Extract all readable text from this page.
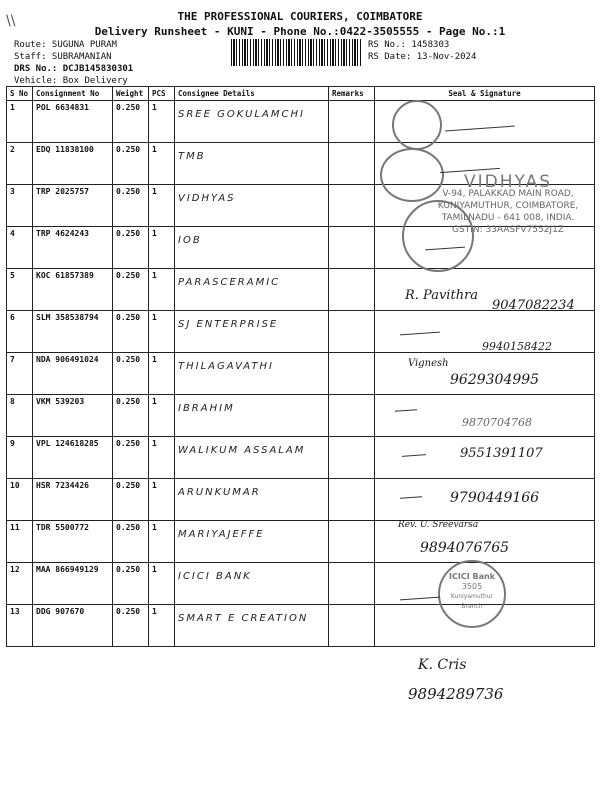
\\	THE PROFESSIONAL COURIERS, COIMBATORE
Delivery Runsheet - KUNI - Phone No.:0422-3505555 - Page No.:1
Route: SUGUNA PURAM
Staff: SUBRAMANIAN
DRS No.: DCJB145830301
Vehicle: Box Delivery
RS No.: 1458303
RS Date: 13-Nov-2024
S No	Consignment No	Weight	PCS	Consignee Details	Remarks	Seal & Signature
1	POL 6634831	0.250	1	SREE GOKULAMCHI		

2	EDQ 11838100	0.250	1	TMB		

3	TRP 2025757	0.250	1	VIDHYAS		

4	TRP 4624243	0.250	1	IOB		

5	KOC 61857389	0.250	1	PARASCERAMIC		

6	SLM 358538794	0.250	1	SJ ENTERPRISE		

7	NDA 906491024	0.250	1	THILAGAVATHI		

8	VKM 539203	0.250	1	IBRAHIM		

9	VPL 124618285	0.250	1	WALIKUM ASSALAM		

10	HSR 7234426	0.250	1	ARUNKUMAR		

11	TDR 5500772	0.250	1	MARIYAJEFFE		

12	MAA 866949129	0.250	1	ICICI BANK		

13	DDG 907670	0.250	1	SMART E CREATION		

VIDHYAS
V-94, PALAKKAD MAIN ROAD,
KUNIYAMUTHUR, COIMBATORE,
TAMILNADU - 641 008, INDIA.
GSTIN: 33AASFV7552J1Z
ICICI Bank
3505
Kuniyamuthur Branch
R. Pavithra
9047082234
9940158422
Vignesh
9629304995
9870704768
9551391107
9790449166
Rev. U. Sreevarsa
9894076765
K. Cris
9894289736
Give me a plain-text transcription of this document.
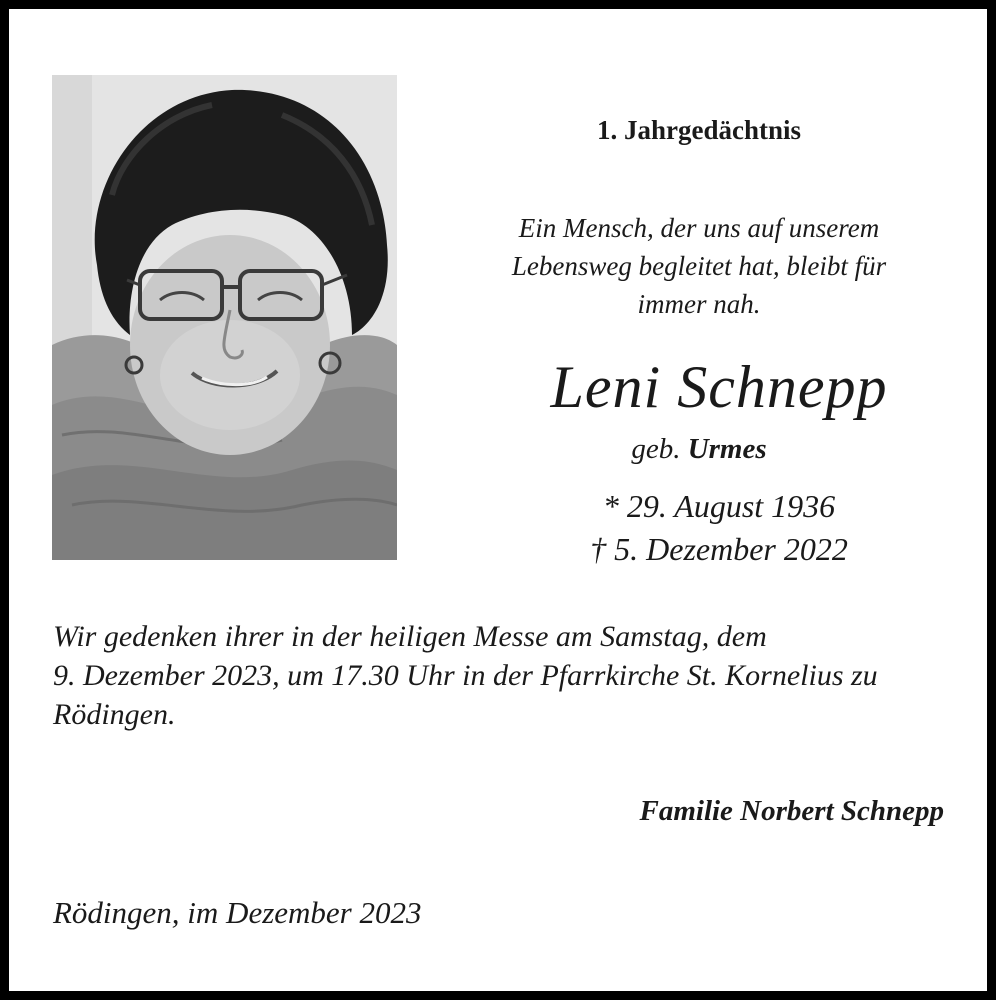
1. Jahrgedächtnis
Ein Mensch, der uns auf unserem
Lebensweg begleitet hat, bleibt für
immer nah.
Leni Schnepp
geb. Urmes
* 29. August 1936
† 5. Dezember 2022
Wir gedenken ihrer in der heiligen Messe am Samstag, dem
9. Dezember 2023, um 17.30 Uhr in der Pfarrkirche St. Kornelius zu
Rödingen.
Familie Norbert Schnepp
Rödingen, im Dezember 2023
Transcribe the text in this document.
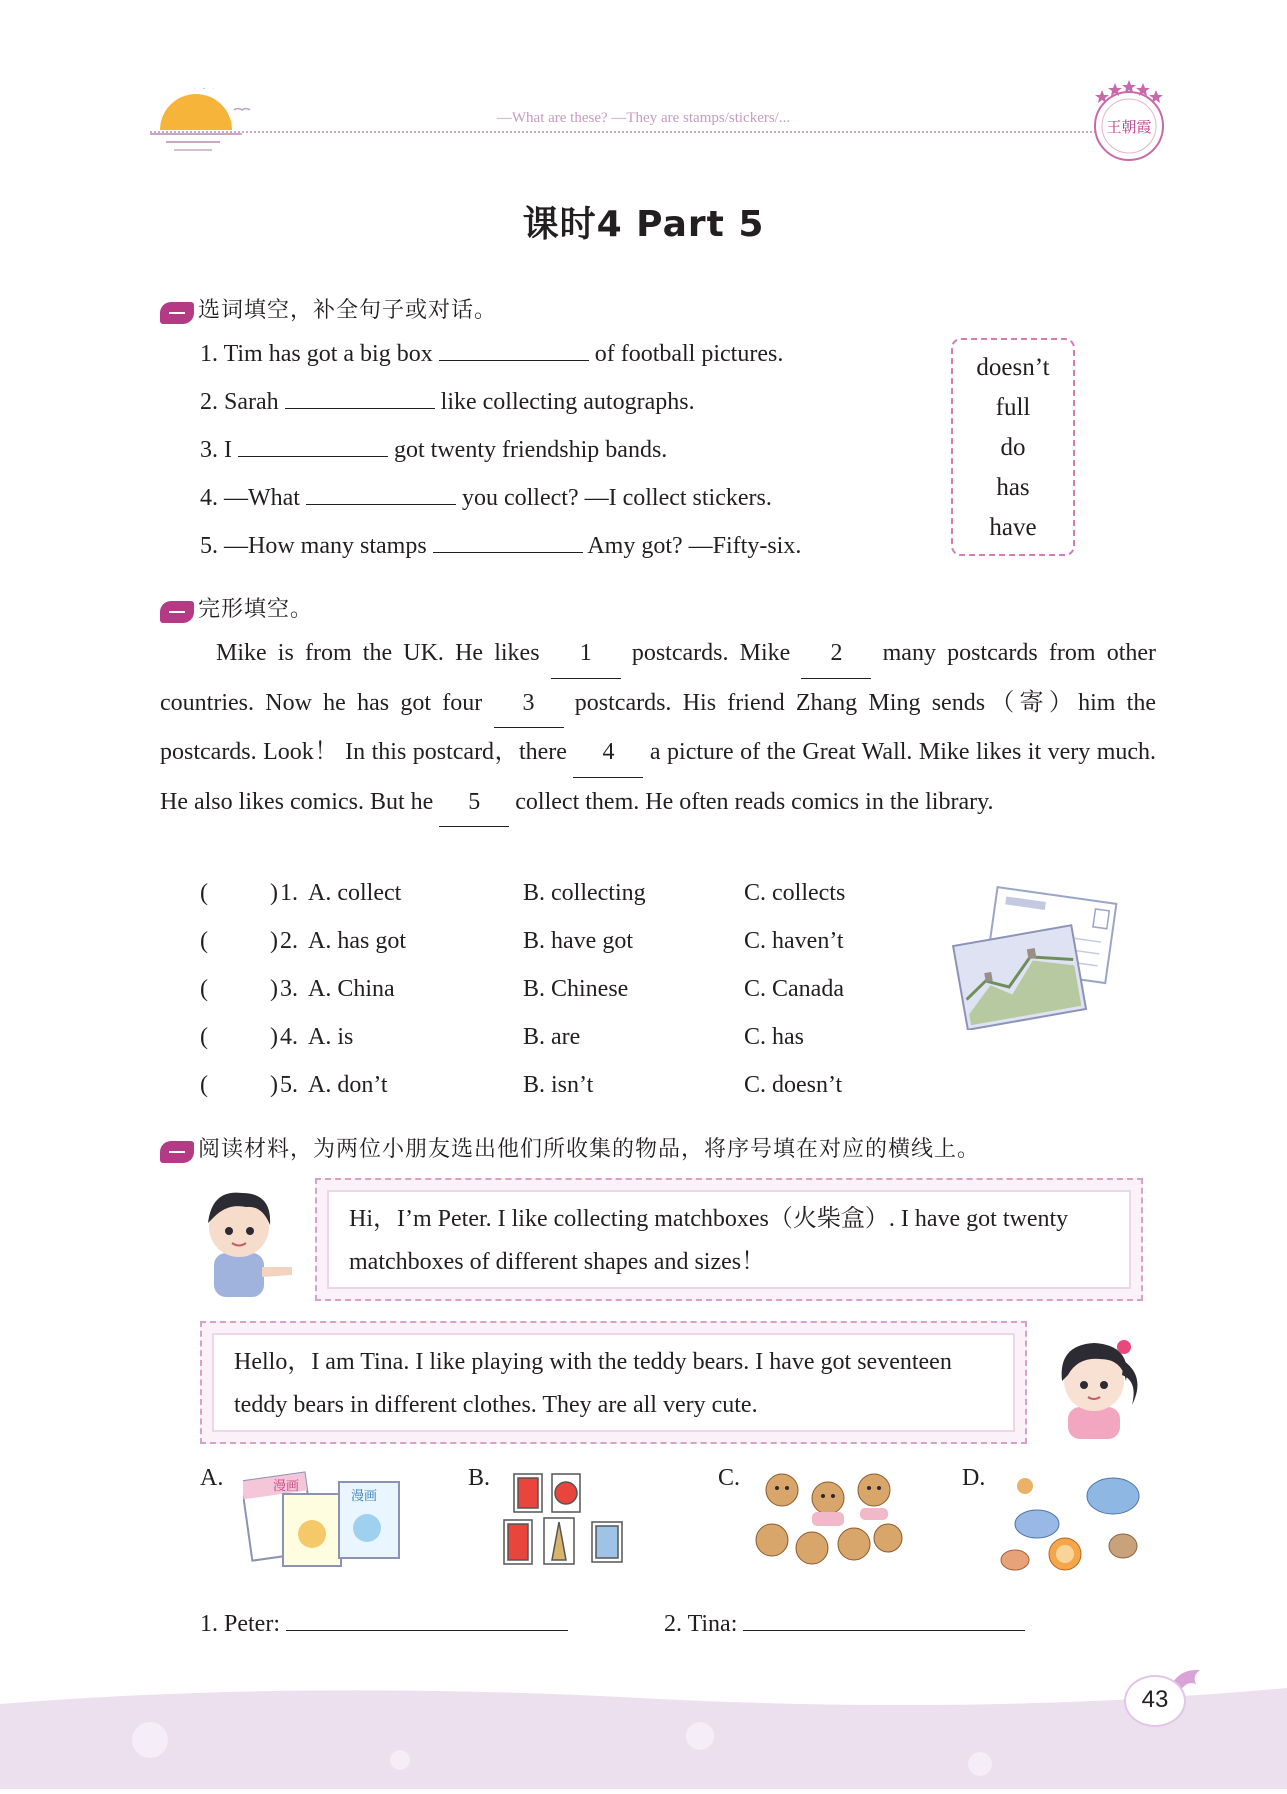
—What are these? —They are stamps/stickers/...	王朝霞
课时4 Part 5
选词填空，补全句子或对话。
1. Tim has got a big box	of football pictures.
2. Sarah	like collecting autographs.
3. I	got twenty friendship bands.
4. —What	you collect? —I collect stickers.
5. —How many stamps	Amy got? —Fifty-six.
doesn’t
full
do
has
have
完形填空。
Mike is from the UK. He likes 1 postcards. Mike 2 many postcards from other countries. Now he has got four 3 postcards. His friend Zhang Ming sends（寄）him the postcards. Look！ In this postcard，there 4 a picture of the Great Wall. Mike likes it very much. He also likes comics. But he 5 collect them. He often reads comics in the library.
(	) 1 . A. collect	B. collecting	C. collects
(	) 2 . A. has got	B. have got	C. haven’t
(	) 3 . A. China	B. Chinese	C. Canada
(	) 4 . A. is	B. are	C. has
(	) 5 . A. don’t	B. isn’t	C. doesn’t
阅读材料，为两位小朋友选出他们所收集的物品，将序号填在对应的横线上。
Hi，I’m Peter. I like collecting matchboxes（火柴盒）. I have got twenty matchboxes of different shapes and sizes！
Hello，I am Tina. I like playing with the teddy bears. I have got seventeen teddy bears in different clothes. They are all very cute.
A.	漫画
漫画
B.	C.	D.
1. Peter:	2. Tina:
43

□ □ □ □ □

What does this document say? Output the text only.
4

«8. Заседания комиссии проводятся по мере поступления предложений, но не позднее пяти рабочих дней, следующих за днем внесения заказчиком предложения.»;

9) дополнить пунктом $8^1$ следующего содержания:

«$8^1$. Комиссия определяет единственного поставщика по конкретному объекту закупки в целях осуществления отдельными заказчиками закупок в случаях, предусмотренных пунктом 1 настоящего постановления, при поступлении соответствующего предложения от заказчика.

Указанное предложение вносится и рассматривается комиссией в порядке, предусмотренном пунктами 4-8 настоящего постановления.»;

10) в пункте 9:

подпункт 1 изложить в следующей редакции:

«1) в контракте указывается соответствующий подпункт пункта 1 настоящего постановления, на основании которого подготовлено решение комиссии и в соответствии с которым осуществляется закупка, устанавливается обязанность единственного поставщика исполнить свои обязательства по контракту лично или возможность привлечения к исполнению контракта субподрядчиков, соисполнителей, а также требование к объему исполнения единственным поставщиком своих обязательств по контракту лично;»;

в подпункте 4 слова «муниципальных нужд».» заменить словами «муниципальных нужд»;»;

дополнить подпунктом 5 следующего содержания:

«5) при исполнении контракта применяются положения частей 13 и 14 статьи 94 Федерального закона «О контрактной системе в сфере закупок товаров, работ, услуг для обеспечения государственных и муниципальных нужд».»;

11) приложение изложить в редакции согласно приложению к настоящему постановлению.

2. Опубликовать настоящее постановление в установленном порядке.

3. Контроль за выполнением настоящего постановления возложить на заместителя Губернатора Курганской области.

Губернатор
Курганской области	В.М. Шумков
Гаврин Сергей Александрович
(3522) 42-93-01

□ □ □ □ □

**EXERCISE TASK**
Tally the lines of the listing in which the word "закупок" occurs, and state the total alone.

**COMPLETE OUTPUT**
2